Input rows:
========================================

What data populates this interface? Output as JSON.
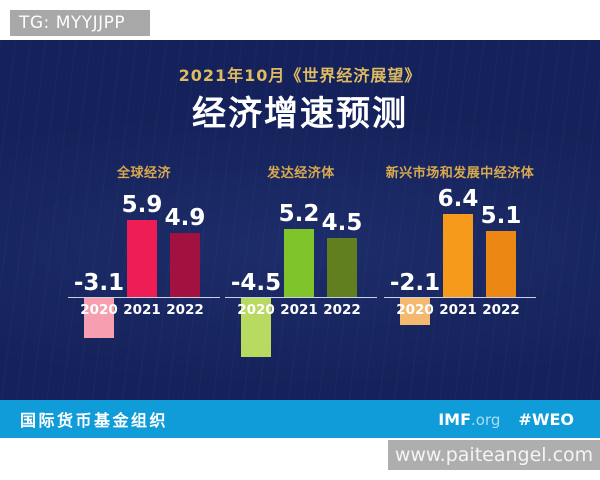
{
  "watermarks": {
    "top": "TG: MYYJJPP",
    "bottom": "www.paiteangel.com"
  },
  "header": {
    "subtitle": "2021年10月《世界经济展望》",
    "title": "经济增速预测"
  },
  "chart_data": {
    "type": "bar",
    "title": "经济增速预测",
    "subtitle": "2021年10月《世界经济展望》",
    "categories": [
      "2020",
      "2021",
      "2022"
    ],
    "groups": [
      {
        "name": "全球经济",
        "values": [
          -3.1,
          5.9,
          4.9
        ],
        "colors": [
          "#f79fb0",
          "#ef1d56",
          "#a31140"
        ]
      },
      {
        "name": "发达经济体",
        "values": [
          -4.5,
          5.2,
          4.5
        ],
        "colors": [
          "#b8da60",
          "#80c42c",
          "#617f1e"
        ]
      },
      {
        "name": "新兴市场和发展中经济体",
        "values": [
          -2.1,
          6.4,
          5.1
        ],
        "colors": [
          "#f4b96e",
          "#f59a1b",
          "#ec8713"
        ]
      }
    ],
    "value_labels": true,
    "baseline": 0,
    "grid": false,
    "legend": "none"
  },
  "footer": {
    "org_name": "国际货币基金组织",
    "site_bold": "IMF",
    "site_suffix": ".org",
    "hashtag": "#WEO"
  },
  "colors": {
    "background_navy": "#15215a",
    "footer_blue": "#0f9cd8",
    "subtitle_gold": "#debb60",
    "group_label_gold": "#d8a94e",
    "axis_line": "#dde3f0",
    "top_badge_gray": "#a8a8a8",
    "bottom_watermark_gray": "#aeaeae"
  }
}
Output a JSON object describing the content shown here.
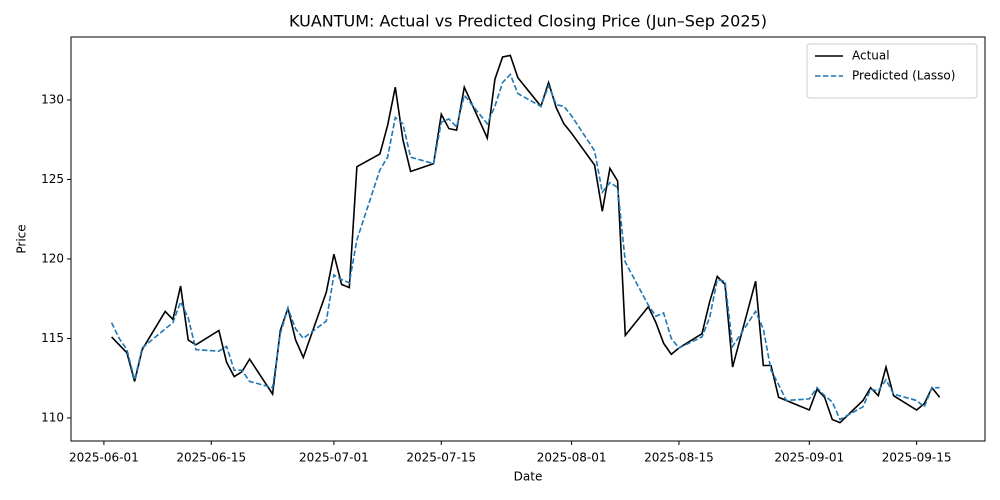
{
  "chart_data": {
    "type": "line",
    "title": "KUANTUM: Actual vs Predicted Closing Price (Jun–Sep 2025)",
    "xlabel": "Date",
    "ylabel": "Price",
    "x": [
      "2025-06-02",
      "2025-06-03",
      "2025-06-04",
      "2025-06-05",
      "2025-06-06",
      "2025-06-09",
      "2025-06-10",
      "2025-06-11",
      "2025-06-12",
      "2025-06-13",
      "2025-06-16",
      "2025-06-17",
      "2025-06-18",
      "2025-06-19",
      "2025-06-20",
      "2025-06-23",
      "2025-06-24",
      "2025-06-25",
      "2025-06-26",
      "2025-06-27",
      "2025-06-30",
      "2025-07-01",
      "2025-07-02",
      "2025-07-03",
      "2025-07-04",
      "2025-07-07",
      "2025-07-08",
      "2025-07-09",
      "2025-07-10",
      "2025-07-11",
      "2025-07-14",
      "2025-07-15",
      "2025-07-16",
      "2025-07-17",
      "2025-07-18",
      "2025-07-21",
      "2025-07-22",
      "2025-07-23",
      "2025-07-24",
      "2025-07-25",
      "2025-07-28",
      "2025-07-29",
      "2025-07-30",
      "2025-07-31",
      "2025-08-01",
      "2025-08-04",
      "2025-08-05",
      "2025-08-06",
      "2025-08-07",
      "2025-08-08",
      "2025-08-11",
      "2025-08-12",
      "2025-08-13",
      "2025-08-14",
      "2025-08-15",
      "2025-08-18",
      "2025-08-19",
      "2025-08-20",
      "2025-08-21",
      "2025-08-22",
      "2025-08-25",
      "2025-08-26",
      "2025-08-27",
      "2025-08-28",
      "2025-08-29",
      "2025-09-01",
      "2025-09-02",
      "2025-09-03",
      "2025-09-04",
      "2025-09-05",
      "2025-09-08",
      "2025-09-09",
      "2025-09-10",
      "2025-09-11",
      "2025-09-12",
      "2025-09-15",
      "2025-09-16",
      "2025-09-17",
      "2025-09-18"
    ],
    "series": [
      {
        "name": "Actual",
        "color": "#000000",
        "dash": "solid",
        "values": [
          115.1,
          114.6,
          114.1,
          112.3,
          114.3,
          116.7,
          116.2,
          118.3,
          114.9,
          114.6,
          115.5,
          113.5,
          112.6,
          112.9,
          113.7,
          111.5,
          115.5,
          116.9,
          114.9,
          113.8,
          117.9,
          120.3,
          118.4,
          118.2,
          125.8,
          126.6,
          128.4,
          130.8,
          127.5,
          125.5,
          126.0,
          129.1,
          128.2,
          128.1,
          130.8,
          127.6,
          131.3,
          132.7,
          132.8,
          131.4,
          129.6,
          131.1,
          129.5,
          128.5,
          127.9,
          125.9,
          123.0,
          125.7,
          124.9,
          115.2,
          117.0,
          116.0,
          114.7,
          114.0,
          114.4,
          115.3,
          117.3,
          118.9,
          118.4,
          113.2,
          118.6,
          113.3,
          113.3,
          111.3,
          111.1,
          110.5,
          111.8,
          111.3,
          109.9,
          109.7,
          111.1,
          111.9,
          111.4,
          113.2,
          111.4,
          110.5,
          110.9,
          111.9,
          111.3
        ]
      },
      {
        "name": "Predicted (Lasso)",
        "color": "#1f77b4",
        "dash": "dashed",
        "values": [
          116.0,
          115.0,
          114.3,
          112.4,
          114.4,
          115.6,
          116.0,
          117.3,
          116.3,
          114.3,
          114.2,
          114.5,
          113.0,
          113.0,
          112.3,
          111.9,
          115.3,
          116.9,
          115.6,
          115.0,
          116.1,
          119.0,
          118.7,
          118.5,
          121.2,
          125.6,
          126.4,
          128.9,
          128.5,
          126.4,
          126.0,
          128.6,
          128.8,
          128.3,
          130.3,
          128.5,
          129.6,
          131.1,
          131.6,
          130.4,
          129.6,
          130.9,
          129.7,
          129.6,
          129.0,
          126.8,
          124.2,
          124.8,
          124.5,
          119.8,
          117.1,
          116.4,
          116.6,
          115.0,
          114.4,
          115.1,
          116.3,
          118.7,
          118.6,
          114.5,
          116.7,
          115.6,
          113.0,
          112.1,
          111.1,
          111.2,
          111.9,
          111.4,
          111.0,
          109.9,
          110.7,
          111.8,
          111.7,
          112.4,
          111.5,
          111.1,
          110.7,
          111.9,
          111.9
        ]
      }
    ],
    "xlim": [
      "2025-05-27T17:00",
      "2025-09-23T22:00"
    ],
    "xticks": [
      "2025-06-01",
      "2025-06-15",
      "2025-07-01",
      "2025-07-15",
      "2025-08-01",
      "2025-08-15",
      "2025-09-01",
      "2025-09-15"
    ],
    "ylim": [
      108.55,
      133.96
    ],
    "yticks": [
      110,
      115,
      120,
      125,
      130
    ],
    "grid": false,
    "legend": "upper right"
  }
}
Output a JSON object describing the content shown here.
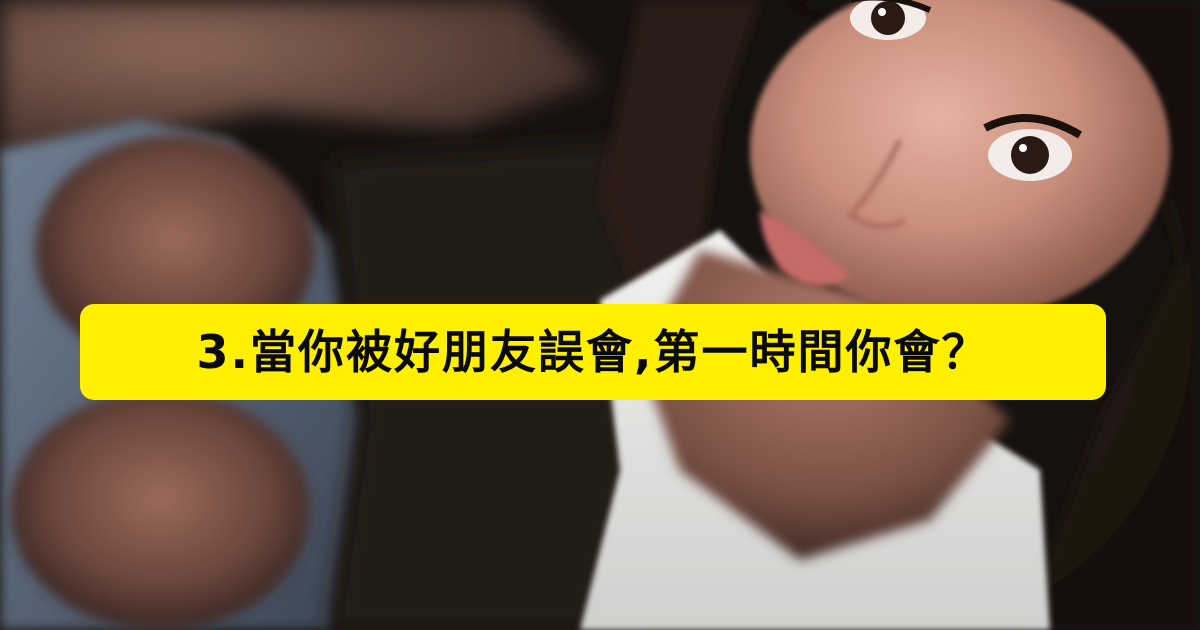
{
  "question": {
    "text": "3.當你被好朋友誤會,第一時間你會？"
  },
  "colors": {
    "banner_background": "#ffef00",
    "banner_text": "#0a0a0a"
  }
}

========================================

Job:
Quote the preceding records in their entirety, excluding every picture.

Final answer:
What data populates this interface? Output as JSON.
{
  "watermarks": {
    "top": "TG: MYYJJPP",
    "bottom": "www.paiteangel.com"
  },
  "header": {
    "subtitle": "2021年10月《世界经济展望》",
    "title": "经济增速预测"
  },
  "chart_data": {
    "type": "bar",
    "title": "经济增速预测",
    "subtitle": "2021年10月《世界经济展望》",
    "categories": [
      "2020",
      "2021",
      "2022"
    ],
    "groups": [
      {
        "name": "全球经济",
        "values": [
          -3.1,
          5.9,
          4.9
        ],
        "colors": [
          "#f79fb0",
          "#ef1d56",
          "#a31140"
        ]
      },
      {
        "name": "发达经济体",
        "values": [
          -4.5,
          5.2,
          4.5
        ],
        "colors": [
          "#b8da60",
          "#80c42c",
          "#617f1e"
        ]
      },
      {
        "name": "新兴市场和发展中经济体",
        "values": [
          -2.1,
          6.4,
          5.1
        ],
        "colors": [
          "#f4b96e",
          "#f59a1b",
          "#ec8713"
        ]
      }
    ],
    "value_labels": true,
    "baseline": 0,
    "grid": false,
    "legend": "none"
  },
  "footer": {
    "org_name": "国际货币基金组织",
    "site_bold": "IMF",
    "site_suffix": ".org",
    "hashtag": "#WEO"
  },
  "colors": {
    "background_navy": "#15215a",
    "footer_blue": "#0f9cd8",
    "subtitle_gold": "#debb60",
    "group_label_gold": "#d8a94e",
    "axis_line": "#dde3f0",
    "top_badge_gray": "#a8a8a8",
    "bottom_watermark_gray": "#aeaeae"
  }
}
Output a JSON object describing the content shown here.
{
  "chart_data": {
    "type": "line",
    "title": "KUANTUM: Actual vs Predicted Closing Price (Jun–Sep 2025)",
    "xlabel": "Date",
    "ylabel": "Price",
    "x": [
      "2025-06-02",
      "2025-06-03",
      "2025-06-04",
      "2025-06-05",
      "2025-06-06",
      "2025-06-09",
      "2025-06-10",
      "2025-06-11",
      "2025-06-12",
      "2025-06-13",
      "2025-06-16",
      "2025-06-17",
      "2025-06-18",
      "2025-06-19",
      "2025-06-20",
      "2025-06-23",
      "2025-06-24",
      "2025-06-25",
      "2025-06-26",
      "2025-06-27",
      "2025-06-30",
      "2025-07-01",
      "2025-07-02",
      "2025-07-03",
      "2025-07-04",
      "2025-07-07",
      "2025-07-08",
      "2025-07-09",
      "2025-07-10",
      "2025-07-11",
      "2025-07-14",
      "2025-07-15",
      "2025-07-16",
      "2025-07-17",
      "2025-07-18",
      "2025-07-21",
      "2025-07-22",
      "2025-07-23",
      "2025-07-24",
      "2025-07-25",
      "2025-07-28",
      "2025-07-29",
      "2025-07-30",
      "2025-07-31",
      "2025-08-01",
      "2025-08-04",
      "2025-08-05",
      "2025-08-06",
      "2025-08-07",
      "2025-08-08",
      "2025-08-11",
      "2025-08-12",
      "2025-08-13",
      "2025-08-14",
      "2025-08-15",
      "2025-08-18",
      "2025-08-19",
      "2025-08-20",
      "2025-08-21",
      "2025-08-22",
      "2025-08-25",
      "2025-08-26",
      "2025-08-27",
      "2025-08-28",
      "2025-08-29",
      "2025-09-01",
      "2025-09-02",
      "2025-09-03",
      "2025-09-04",
      "2025-09-05",
      "2025-09-08",
      "2025-09-09",
      "2025-09-10",
      "2025-09-11",
      "2025-09-12",
      "2025-09-15",
      "2025-09-16",
      "2025-09-17",
      "2025-09-18"
    ],
    "series": [
      {
        "name": "Actual",
        "color": "#000000",
        "dash": "solid",
        "values": [
          115.1,
          114.6,
          114.1,
          112.3,
          114.3,
          116.7,
          116.2,
          118.3,
          114.9,
          114.6,
          115.5,
          113.5,
          112.6,
          112.9,
          113.7,
          111.5,
          115.5,
          116.9,
          114.9,
          113.8,
          117.9,
          120.3,
          118.4,
          118.2,
          125.8,
          126.6,
          128.4,
          130.8,
          127.5,
          125.5,
          126.0,
          129.1,
          128.2,
          128.1,
          130.8,
          127.6,
          131.3,
          132.7,
          132.8,
          131.4,
          129.6,
          131.1,
          129.5,
          128.5,
          127.9,
          125.9,
          123.0,
          125.7,
          124.9,
          115.2,
          117.0,
          116.0,
          114.7,
          114.0,
          114.4,
          115.3,
          117.3,
          118.9,
          118.4,
          113.2,
          118.6,
          113.3,
          113.3,
          111.3,
          111.1,
          110.5,
          111.8,
          111.3,
          109.9,
          109.7,
          111.1,
          111.9,
          111.4,
          113.2,
          111.4,
          110.5,
          110.9,
          111.9,
          111.3
        ]
      },
      {
        "name": "Predicted (Lasso)",
        "color": "#1f77b4",
        "dash": "dashed",
        "values": [
          116.0,
          115.0,
          114.3,
          112.4,
          114.4,
          115.6,
          116.0,
          117.3,
          116.3,
          114.3,
          114.2,
          114.5,
          113.0,
          113.0,
          112.3,
          111.9,
          115.3,
          116.9,
          115.6,
          115.0,
          116.1,
          119.0,
          118.7,
          118.5,
          121.2,
          125.6,
          126.4,
          128.9,
          128.5,
          126.4,
          126.0,
          128.6,
          128.8,
          128.3,
          130.3,
          128.5,
          129.6,
          131.1,
          131.6,
          130.4,
          129.6,
          130.9,
          129.7,
          129.6,
          129.0,
          126.8,
          124.2,
          124.8,
          124.5,
          119.8,
          117.1,
          116.4,
          116.6,
          115.0,
          114.4,
          115.1,
          116.3,
          118.7,
          118.6,
          114.5,
          116.7,
          115.6,
          113.0,
          112.1,
          111.1,
          111.2,
          111.9,
          111.4,
          111.0,
          109.9,
          110.7,
          111.8,
          111.7,
          112.4,
          111.5,
          111.1,
          110.7,
          111.9,
          111.9
        ]
      }
    ],
    "xlim": [
      "2025-05-27T17:00",
      "2025-09-23T22:00"
    ],
    "xticks": [
      "2025-06-01",
      "2025-06-15",
      "2025-07-01",
      "2025-07-15",
      "2025-08-01",
      "2025-08-15",
      "2025-09-01",
      "2025-09-15"
    ],
    "ylim": [
      108.55,
      133.96
    ],
    "yticks": [
      110,
      115,
      120,
      125,
      130
    ],
    "grid": false,
    "legend": "upper right"
  }
}
Output a JSON object describing the content shown here.
{
  "question": {
    "text": "3.當你被好朋友誤會,第一時間你會？"
  },
  "colors": {
    "banner_background": "#ffef00",
    "banner_text": "#0a0a0a"
  }
}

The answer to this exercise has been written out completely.